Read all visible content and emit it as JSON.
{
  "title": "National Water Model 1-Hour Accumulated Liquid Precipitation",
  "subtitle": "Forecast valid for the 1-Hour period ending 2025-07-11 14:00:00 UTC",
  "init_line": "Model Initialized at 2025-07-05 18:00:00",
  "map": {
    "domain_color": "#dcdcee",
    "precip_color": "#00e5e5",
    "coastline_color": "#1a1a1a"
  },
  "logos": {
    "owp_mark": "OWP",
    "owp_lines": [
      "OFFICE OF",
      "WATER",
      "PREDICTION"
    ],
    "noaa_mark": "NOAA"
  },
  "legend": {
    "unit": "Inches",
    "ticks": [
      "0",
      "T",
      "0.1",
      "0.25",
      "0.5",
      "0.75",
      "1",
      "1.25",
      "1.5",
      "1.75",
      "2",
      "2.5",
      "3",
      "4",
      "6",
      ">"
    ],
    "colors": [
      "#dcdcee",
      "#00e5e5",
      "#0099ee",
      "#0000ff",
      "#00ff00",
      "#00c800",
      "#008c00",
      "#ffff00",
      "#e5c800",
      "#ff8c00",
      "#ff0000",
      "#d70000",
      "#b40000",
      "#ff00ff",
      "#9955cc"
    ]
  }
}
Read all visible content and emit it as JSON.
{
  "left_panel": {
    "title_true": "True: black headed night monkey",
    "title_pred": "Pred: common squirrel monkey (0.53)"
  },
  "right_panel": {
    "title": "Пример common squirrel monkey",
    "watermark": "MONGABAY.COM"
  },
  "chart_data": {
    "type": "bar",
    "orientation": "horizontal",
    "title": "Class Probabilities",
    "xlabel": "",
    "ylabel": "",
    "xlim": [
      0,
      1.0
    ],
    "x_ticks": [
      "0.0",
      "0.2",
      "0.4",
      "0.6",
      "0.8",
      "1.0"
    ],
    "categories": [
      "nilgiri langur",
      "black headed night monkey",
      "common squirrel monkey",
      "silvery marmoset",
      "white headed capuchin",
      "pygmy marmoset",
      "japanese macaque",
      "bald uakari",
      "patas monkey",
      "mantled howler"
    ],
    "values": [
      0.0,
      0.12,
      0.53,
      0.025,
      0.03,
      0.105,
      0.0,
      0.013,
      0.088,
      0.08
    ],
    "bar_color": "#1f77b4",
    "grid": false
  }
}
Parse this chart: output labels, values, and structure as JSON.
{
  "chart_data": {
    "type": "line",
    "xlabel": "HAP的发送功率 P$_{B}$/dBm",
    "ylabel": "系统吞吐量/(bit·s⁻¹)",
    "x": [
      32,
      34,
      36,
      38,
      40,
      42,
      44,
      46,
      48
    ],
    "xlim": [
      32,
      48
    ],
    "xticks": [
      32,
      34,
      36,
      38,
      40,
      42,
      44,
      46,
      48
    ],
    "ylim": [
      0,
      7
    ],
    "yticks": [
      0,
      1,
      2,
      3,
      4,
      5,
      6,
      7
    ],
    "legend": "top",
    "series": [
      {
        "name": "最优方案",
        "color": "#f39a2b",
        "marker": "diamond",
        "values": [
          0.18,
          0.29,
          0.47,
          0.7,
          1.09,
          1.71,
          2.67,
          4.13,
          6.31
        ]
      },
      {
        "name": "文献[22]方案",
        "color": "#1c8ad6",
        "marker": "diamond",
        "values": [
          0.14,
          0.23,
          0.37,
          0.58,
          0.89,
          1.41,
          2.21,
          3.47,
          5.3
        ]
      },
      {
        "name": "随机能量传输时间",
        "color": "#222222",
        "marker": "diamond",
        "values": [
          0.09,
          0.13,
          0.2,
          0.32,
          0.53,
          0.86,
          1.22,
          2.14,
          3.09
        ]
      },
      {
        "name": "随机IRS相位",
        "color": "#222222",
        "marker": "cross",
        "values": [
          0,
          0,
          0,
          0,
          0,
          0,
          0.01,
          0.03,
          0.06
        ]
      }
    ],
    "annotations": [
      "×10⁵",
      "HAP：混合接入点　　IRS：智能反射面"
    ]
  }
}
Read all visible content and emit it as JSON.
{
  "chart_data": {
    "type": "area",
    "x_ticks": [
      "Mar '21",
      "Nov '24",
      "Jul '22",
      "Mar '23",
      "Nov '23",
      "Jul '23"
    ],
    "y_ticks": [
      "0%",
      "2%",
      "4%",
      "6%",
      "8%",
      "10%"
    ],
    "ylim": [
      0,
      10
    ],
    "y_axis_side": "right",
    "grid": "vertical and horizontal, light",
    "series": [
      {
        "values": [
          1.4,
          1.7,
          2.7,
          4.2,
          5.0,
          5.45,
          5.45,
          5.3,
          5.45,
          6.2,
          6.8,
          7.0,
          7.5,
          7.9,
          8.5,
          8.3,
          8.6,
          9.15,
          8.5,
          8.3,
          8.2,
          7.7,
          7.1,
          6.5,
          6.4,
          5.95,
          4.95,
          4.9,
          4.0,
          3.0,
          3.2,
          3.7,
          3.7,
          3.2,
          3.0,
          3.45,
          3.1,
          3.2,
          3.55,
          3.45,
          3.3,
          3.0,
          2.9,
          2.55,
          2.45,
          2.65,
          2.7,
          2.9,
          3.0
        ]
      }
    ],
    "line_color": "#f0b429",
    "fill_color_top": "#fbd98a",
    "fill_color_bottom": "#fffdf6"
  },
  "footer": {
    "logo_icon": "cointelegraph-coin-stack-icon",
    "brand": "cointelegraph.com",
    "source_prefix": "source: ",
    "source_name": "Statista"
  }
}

> Job
Extract every entry above as it appears.

> Solution to this task
Read all visible content and emit it as JSON.
{
  "title": "National Water Model 1-Hour Accumulated Liquid Precipitation",
  "subtitle": "Forecast valid for the 1-Hour period ending 2025-07-11 14:00:00 UTC",
  "init_line": "Model Initialized at 2025-07-05 18:00:00",
  "map": {
    "domain_color": "#dcdcee",
    "precip_color": "#00e5e5",
    "coastline_color": "#1a1a1a"
  },
  "logos": {
    "owp_mark": "OWP",
    "owp_lines": [
      "OFFICE OF",
      "WATER",
      "PREDICTION"
    ],
    "noaa_mark": "NOAA"
  },
  "legend": {
    "unit": "Inches",
    "ticks": [
      "0",
      "T",
      "0.1",
      "0.25",
      "0.5",
      "0.75",
      "1",
      "1.25",
      "1.5",
      "1.75",
      "2",
      "2.5",
      "3",
      "4",
      "6",
      ">"
    ],
    "colors": [
      "#dcdcee",
      "#00e5e5",
      "#0099ee",
      "#0000ff",
      "#00ff00",
      "#00c800",
      "#008c00",
      "#ffff00",
      "#e5c800",
      "#ff8c00",
      "#ff0000",
      "#d70000",
      "#b40000",
      "#ff00ff",
      "#9955cc"
    ]
  }
}
Read all visible content and emit it as JSON.
{
  "left_panel": {
    "title_true": "True: black headed night monkey",
    "title_pred": "Pred: common squirrel monkey (0.53)"
  },
  "right_panel": {
    "title": "Пример common squirrel monkey",
    "watermark": "MONGABAY.COM"
  },
  "chart_data": {
    "type": "bar",
    "orientation": "horizontal",
    "title": "Class Probabilities",
    "xlabel": "",
    "ylabel": "",
    "xlim": [
      0,
      1.0
    ],
    "x_ticks": [
      "0.0",
      "0.2",
      "0.4",
      "0.6",
      "0.8",
      "1.0"
    ],
    "categories": [
      "nilgiri langur",
      "black headed night monkey",
      "common squirrel monkey",
      "silvery marmoset",
      "white headed capuchin",
      "pygmy marmoset",
      "japanese macaque",
      "bald uakari",
      "patas monkey",
      "mantled howler"
    ],
    "values": [
      0.0,
      0.12,
      0.53,
      0.025,
      0.03,
      0.105,
      0.0,
      0.013,
      0.088,
      0.08
    ],
    "bar_color": "#1f77b4",
    "grid": false
  }
}
Parse this chart: output labels, values, and structure as JSON.
{
  "chart_data": {
    "type": "line",
    "xlabel": "HAP的发送功率 P$_{B}$/dBm",
    "ylabel": "系统吞吐量/(bit·s⁻¹)",
    "x": [
      32,
      34,
      36,
      38,
      40,
      42,
      44,
      46,
      48
    ],
    "xlim": [
      32,
      48
    ],
    "xticks": [
      32,
      34,
      36,
      38,
      40,
      42,
      44,
      46,
      48
    ],
    "ylim": [
      0,
      7
    ],
    "yticks": [
      0,
      1,
      2,
      3,
      4,
      5,
      6,
      7
    ],
    "legend": "top",
    "series": [
      {
        "name": "最优方案",
        "color": "#f39a2b",
        "marker": "diamond",
        "values": [
          0.18,
          0.29,
          0.47,
          0.7,
          1.09,
          1.71,
          2.67,
          4.13,
          6.31
        ]
      },
      {
        "name": "文献[22]方案",
        "color": "#1c8ad6",
        "marker": "diamond",
        "values": [
          0.14,
          0.23,
          0.37,
          0.58,
          0.89,
          1.41,
          2.21,
          3.47,
          5.3
        ]
      },
      {
        "name": "随机能量传输时间",
        "color": "#222222",
        "marker": "diamond",
        "values": [
          0.09,
          0.13,
          0.2,
          0.32,
          0.53,
          0.86,
          1.22,
          2.14,
          3.09
        ]
      },
      {
        "name": "随机IRS相位",
        "color": "#222222",
        "marker": "cross",
        "values": [
          0,
          0,
          0,
          0,
          0,
          0,
          0.01,
          0.03,
          0.06
        ]
      }
    ],
    "annotations": [
      "×10⁵",
      "HAP：混合接入点　　IRS：智能反射面"
    ]
  }
}
Read all visible content and emit it as JSON.
{
  "chart_data": {
    "type": "area",
    "x_ticks": [
      "Mar '21",
      "Nov '24",
      "Jul '22",
      "Mar '23",
      "Nov '23",
      "Jul '23"
    ],
    "y_ticks": [
      "0%",
      "2%",
      "4%",
      "6%",
      "8%",
      "10%"
    ],
    "ylim": [
      0,
      10
    ],
    "y_axis_side": "right",
    "grid": "vertical and horizontal, light",
    "series": [
      {
        "values": [
          1.4,
          1.7,
          2.7,
          4.2,
          5.0,
          5.45,
          5.45,
          5.3,
          5.45,
          6.2,
          6.8,
          7.0,
          7.5,
          7.9,
          8.5,
          8.3,
          8.6,
          9.15,
          8.5,
          8.3,
          8.2,
          7.7,
          7.1,
          6.5,
          6.4,
          5.95,
          4.95,
          4.9,
          4.0,
          3.0,
          3.2,
          3.7,
          3.7,
          3.2,
          3.0,
          3.45,
          3.1,
          3.2,
          3.55,
          3.45,
          3.3,
          3.0,
          2.9,
          2.55,
          2.45,
          2.65,
          2.7,
          2.9,
          3.0
        ]
      }
    ],
    "line_color": "#f0b429",
    "fill_color_top": "#fbd98a",
    "fill_color_bottom": "#fffdf6"
  },
  "footer": {
    "logo_icon": "cointelegraph-coin-stack-icon",
    "brand": "cointelegraph.com",
    "source_prefix": "source: ",
    "source_name": "Statista"
  }
}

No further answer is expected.